**Prompt**
Give every entry again, word for word and in full.

── Data shown

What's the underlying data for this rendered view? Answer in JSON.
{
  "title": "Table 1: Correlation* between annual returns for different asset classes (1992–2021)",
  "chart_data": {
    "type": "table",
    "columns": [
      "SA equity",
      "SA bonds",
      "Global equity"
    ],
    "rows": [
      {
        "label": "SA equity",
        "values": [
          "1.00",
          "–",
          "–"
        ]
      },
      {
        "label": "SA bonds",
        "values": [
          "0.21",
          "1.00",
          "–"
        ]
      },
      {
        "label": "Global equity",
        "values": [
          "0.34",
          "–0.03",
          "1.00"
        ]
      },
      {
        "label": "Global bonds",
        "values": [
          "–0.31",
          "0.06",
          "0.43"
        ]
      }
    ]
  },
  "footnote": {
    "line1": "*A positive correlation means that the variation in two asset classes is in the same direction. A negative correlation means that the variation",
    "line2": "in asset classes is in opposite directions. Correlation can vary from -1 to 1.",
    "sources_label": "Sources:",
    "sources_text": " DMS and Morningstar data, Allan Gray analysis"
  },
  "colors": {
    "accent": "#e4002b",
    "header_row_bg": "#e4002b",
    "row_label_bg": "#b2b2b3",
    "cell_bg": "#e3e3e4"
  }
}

────

**Solution to this problem**
What's the underlying data for this rendered view? Answer in JSON.
{
  "title": "Table 1: Correlation* between annual returns for different asset classes (1992–2021)",
  "chart_data": {
    "type": "table",
    "columns": [
      "SA equity",
      "SA bonds",
      "Global equity"
    ],
    "rows": [
      {
        "label": "SA equity",
        "values": [
          "1.00",
          "–",
          "–"
        ]
      },
      {
        "label": "SA bonds",
        "values": [
          "0.21",
          "1.00",
          "–"
        ]
      },
      {
        "label": "Global equity",
        "values": [
          "0.34",
          "–0.03",
          "1.00"
        ]
      },
      {
        "label": "Global bonds",
        "values": [
          "–0.31",
          "0.06",
          "0.43"
        ]
      }
    ]
  },
  "footnote": {
    "line1": "*A positive correlation means that the variation in two asset classes is in the same direction. A negative correlation means that the variation",
    "line2": "in asset classes is in opposite directions. Correlation can vary from -1 to 1.",
    "sources_label": "Sources:",
    "sources_text": " DMS and Morningstar data, Allan Gray analysis"
  },
  "colors": {
    "accent": "#e4002b",
    "header_row_bg": "#e4002b",
    "row_label_bg": "#b2b2b3",
    "cell_bg": "#e3e3e4"
  }
}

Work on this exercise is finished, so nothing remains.